▶ **Extracted material**:
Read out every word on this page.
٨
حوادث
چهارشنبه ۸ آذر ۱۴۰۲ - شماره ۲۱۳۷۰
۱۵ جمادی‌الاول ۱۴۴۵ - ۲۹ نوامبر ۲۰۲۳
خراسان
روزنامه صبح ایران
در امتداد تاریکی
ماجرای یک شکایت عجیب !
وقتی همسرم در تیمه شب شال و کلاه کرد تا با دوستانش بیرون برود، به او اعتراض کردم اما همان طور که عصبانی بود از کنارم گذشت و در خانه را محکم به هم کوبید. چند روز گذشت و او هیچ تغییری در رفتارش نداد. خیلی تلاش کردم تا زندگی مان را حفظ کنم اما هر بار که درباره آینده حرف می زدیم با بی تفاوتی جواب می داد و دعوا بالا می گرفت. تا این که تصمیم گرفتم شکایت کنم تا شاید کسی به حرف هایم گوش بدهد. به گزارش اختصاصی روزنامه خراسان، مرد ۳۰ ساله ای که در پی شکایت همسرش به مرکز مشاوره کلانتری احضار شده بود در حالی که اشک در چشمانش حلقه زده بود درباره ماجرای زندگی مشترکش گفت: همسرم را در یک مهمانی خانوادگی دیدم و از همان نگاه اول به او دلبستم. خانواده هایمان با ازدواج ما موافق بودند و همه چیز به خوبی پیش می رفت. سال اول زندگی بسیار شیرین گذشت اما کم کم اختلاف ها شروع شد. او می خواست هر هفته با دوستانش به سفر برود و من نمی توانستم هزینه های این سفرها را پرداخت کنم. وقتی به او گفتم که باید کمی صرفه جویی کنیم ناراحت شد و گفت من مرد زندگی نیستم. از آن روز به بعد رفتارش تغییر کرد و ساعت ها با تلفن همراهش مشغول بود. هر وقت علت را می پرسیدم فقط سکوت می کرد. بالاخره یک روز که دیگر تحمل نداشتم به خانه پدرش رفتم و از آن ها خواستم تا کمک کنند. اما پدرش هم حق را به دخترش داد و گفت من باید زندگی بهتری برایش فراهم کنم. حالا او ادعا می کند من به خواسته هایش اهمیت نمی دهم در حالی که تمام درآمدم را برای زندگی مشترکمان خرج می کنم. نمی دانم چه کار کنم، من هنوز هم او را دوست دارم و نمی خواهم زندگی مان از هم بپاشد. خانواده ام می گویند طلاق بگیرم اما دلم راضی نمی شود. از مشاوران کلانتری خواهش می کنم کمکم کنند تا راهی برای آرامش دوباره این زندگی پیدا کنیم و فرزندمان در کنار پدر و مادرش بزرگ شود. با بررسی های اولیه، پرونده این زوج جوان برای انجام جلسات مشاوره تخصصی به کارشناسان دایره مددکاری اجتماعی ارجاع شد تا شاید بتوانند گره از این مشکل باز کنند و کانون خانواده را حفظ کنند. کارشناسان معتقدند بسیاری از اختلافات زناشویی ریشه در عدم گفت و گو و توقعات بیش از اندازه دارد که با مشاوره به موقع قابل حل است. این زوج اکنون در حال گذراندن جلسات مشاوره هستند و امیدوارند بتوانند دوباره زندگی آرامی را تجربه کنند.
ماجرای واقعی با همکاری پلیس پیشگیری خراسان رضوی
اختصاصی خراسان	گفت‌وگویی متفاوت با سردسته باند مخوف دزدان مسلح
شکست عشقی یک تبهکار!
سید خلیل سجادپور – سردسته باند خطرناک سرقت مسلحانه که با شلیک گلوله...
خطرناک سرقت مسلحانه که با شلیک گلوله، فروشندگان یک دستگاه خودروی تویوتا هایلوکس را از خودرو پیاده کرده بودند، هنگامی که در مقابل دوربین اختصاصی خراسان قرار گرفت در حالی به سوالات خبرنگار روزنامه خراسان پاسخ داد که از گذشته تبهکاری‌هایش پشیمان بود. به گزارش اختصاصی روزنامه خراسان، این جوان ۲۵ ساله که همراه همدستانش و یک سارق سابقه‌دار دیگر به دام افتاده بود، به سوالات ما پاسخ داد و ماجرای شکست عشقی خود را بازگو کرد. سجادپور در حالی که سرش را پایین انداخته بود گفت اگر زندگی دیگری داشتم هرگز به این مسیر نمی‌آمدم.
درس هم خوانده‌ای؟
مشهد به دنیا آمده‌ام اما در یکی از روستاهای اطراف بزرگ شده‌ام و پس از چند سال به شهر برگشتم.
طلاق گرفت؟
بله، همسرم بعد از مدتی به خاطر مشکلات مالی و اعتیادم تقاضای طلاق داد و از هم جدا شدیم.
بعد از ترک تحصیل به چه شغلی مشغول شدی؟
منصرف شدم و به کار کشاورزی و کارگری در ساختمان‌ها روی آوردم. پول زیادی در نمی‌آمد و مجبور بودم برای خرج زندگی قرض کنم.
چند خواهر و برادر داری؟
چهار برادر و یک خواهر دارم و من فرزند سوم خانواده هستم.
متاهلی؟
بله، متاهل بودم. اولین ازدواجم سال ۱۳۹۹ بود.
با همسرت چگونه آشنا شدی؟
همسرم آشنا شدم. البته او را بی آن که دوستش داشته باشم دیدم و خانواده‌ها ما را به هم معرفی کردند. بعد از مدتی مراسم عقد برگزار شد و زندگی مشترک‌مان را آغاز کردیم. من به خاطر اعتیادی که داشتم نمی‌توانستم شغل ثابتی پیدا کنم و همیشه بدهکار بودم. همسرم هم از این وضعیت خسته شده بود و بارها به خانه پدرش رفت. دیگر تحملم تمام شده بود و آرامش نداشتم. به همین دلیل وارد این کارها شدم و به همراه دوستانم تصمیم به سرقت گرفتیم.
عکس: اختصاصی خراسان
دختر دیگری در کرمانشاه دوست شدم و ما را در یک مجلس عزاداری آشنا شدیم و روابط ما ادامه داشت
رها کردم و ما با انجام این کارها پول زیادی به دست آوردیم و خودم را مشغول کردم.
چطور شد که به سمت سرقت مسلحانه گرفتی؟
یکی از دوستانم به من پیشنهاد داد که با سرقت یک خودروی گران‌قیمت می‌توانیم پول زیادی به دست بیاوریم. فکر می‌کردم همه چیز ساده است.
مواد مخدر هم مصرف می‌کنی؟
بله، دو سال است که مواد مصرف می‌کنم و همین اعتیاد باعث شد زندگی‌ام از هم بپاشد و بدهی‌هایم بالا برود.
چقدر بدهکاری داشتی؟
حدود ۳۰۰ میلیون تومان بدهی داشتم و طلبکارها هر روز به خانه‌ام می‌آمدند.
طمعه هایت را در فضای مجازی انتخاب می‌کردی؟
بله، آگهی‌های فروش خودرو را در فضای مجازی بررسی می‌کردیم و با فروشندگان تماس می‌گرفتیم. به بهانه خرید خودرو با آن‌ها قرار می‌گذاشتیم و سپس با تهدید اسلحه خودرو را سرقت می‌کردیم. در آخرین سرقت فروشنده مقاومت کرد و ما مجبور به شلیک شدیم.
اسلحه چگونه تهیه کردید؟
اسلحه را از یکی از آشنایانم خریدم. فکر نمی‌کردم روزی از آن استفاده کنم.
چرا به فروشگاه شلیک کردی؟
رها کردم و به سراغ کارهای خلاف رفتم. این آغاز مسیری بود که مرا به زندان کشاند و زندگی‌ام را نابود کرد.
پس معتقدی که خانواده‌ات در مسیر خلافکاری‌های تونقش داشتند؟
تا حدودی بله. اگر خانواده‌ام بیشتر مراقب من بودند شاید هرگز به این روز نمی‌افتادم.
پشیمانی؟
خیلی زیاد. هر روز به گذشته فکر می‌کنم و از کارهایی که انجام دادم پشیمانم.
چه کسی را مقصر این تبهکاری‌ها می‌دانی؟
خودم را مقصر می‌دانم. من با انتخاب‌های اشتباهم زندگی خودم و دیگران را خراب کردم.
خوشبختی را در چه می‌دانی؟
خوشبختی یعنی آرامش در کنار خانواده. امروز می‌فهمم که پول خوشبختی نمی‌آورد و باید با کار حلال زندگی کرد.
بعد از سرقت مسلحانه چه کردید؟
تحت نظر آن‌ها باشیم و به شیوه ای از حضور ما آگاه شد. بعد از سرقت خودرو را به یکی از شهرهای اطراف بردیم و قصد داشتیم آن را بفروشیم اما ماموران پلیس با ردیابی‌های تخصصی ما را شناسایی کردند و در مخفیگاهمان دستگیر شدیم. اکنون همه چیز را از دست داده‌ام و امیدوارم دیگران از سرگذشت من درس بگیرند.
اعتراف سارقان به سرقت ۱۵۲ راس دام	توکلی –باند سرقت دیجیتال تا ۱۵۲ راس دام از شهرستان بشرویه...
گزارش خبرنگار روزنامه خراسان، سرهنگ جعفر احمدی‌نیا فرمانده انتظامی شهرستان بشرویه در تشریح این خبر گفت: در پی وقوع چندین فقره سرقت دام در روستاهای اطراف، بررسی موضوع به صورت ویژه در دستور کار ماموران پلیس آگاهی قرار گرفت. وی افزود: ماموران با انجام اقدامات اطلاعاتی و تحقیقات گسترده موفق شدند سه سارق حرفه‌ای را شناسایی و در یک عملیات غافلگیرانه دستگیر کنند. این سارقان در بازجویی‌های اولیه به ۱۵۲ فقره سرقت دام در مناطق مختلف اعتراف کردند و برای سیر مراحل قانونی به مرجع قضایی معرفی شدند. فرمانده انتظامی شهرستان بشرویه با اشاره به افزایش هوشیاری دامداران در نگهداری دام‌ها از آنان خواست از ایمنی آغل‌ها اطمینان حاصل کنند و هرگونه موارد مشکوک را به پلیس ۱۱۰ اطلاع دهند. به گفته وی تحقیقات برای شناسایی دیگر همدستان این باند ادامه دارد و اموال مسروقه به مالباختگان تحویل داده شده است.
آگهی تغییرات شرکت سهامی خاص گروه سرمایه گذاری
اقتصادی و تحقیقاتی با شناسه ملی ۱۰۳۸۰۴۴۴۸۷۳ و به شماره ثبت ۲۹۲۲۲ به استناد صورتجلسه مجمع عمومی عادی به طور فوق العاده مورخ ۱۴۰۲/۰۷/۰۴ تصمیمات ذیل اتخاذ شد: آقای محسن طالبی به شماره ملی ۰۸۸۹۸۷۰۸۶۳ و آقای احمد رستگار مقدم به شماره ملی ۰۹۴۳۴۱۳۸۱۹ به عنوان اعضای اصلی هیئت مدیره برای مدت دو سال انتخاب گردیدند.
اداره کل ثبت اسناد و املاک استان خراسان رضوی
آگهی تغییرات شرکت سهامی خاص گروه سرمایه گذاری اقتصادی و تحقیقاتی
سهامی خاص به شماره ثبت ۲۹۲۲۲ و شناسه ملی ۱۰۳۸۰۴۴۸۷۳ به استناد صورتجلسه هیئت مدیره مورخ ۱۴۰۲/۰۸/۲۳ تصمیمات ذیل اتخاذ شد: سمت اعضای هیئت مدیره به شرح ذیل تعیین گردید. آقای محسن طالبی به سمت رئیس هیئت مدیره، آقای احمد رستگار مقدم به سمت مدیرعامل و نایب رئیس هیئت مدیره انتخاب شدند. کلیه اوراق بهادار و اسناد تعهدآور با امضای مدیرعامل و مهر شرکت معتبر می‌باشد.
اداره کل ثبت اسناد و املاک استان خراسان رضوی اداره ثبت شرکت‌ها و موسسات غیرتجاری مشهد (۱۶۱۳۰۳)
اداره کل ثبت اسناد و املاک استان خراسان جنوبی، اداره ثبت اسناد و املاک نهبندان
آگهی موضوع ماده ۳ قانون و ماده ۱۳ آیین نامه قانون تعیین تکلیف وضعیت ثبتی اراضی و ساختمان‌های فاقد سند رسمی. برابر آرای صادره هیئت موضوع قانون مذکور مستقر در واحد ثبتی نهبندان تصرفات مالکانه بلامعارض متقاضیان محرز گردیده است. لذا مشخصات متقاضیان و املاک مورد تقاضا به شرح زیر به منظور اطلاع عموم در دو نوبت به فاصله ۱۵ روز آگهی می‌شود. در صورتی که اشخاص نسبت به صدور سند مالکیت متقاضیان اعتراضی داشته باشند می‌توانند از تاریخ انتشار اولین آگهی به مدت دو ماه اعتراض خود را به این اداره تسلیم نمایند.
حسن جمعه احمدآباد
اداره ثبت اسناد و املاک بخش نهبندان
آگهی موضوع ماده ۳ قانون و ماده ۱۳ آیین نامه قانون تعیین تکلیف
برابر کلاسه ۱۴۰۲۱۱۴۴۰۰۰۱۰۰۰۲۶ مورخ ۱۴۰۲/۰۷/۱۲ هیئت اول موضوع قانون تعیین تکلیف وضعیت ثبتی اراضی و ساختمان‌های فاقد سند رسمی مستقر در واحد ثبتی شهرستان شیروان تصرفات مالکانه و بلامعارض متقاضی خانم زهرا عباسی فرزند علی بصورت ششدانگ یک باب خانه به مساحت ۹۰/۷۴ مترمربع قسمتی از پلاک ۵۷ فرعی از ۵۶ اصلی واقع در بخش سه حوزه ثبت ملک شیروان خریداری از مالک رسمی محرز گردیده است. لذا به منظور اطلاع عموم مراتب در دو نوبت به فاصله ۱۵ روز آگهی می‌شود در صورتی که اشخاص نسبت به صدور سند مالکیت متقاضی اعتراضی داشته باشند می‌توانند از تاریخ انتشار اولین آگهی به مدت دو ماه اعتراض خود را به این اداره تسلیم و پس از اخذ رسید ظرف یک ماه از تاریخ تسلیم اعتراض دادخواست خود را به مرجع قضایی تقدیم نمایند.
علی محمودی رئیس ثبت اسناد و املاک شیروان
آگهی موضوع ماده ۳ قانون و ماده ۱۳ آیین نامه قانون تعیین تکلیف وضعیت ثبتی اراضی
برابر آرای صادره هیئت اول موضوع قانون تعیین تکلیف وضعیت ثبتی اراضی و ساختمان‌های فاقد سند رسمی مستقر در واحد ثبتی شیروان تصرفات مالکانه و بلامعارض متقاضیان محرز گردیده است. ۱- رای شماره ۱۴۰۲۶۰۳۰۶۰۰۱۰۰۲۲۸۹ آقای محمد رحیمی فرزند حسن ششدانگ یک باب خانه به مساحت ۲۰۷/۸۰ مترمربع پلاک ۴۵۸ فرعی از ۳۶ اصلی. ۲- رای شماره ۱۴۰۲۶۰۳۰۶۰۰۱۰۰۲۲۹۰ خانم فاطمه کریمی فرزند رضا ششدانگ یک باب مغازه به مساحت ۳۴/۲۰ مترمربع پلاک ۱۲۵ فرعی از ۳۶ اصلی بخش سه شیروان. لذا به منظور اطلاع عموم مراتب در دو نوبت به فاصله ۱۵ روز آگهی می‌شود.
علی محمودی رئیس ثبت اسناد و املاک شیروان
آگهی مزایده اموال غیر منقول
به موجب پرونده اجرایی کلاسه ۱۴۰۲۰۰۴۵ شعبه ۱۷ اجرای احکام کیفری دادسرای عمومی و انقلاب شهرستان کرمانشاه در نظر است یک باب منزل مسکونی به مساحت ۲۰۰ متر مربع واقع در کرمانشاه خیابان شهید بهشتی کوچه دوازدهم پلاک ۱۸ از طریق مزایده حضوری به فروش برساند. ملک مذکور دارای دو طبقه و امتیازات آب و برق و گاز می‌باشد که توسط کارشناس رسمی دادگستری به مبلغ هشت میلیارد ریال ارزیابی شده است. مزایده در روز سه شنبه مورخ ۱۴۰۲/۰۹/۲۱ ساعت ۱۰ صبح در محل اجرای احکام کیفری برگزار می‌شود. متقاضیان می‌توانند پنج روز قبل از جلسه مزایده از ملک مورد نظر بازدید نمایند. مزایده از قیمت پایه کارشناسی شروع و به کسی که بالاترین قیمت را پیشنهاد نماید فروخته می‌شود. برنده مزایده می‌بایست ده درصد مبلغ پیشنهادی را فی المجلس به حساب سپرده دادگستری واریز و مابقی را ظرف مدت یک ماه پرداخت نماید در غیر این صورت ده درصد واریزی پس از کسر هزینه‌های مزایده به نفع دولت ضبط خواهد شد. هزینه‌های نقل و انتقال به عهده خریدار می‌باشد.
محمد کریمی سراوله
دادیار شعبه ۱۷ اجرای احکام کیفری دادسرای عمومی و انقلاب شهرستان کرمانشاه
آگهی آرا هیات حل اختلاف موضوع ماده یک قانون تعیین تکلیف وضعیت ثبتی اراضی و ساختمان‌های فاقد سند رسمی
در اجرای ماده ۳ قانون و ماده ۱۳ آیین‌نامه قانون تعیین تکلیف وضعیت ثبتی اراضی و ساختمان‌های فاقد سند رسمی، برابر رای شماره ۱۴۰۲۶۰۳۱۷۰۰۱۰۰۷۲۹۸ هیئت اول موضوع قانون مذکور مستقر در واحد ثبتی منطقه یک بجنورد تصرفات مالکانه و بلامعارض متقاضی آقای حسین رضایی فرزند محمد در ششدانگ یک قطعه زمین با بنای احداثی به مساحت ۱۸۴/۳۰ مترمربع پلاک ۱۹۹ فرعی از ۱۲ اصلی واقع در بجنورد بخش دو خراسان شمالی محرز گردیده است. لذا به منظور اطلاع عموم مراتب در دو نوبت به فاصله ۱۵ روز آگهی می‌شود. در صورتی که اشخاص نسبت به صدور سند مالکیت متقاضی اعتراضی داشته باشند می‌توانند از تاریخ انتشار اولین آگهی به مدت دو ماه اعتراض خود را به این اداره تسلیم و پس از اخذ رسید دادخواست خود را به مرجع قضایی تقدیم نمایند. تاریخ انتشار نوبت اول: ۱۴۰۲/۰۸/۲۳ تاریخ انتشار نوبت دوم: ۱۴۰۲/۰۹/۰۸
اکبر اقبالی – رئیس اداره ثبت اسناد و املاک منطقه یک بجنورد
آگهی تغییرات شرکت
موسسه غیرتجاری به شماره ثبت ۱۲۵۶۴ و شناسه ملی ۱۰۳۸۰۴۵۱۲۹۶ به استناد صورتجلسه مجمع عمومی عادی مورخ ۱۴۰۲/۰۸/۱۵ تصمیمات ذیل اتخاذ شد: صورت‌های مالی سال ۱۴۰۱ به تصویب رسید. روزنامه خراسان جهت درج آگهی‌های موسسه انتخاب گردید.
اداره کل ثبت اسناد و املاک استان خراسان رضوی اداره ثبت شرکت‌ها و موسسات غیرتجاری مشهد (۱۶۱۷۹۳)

▶ **Set exercise**: Your answer should be one number: the count of lines in the data above that include the word "صورتی".

▶ **Solution to this task**: 3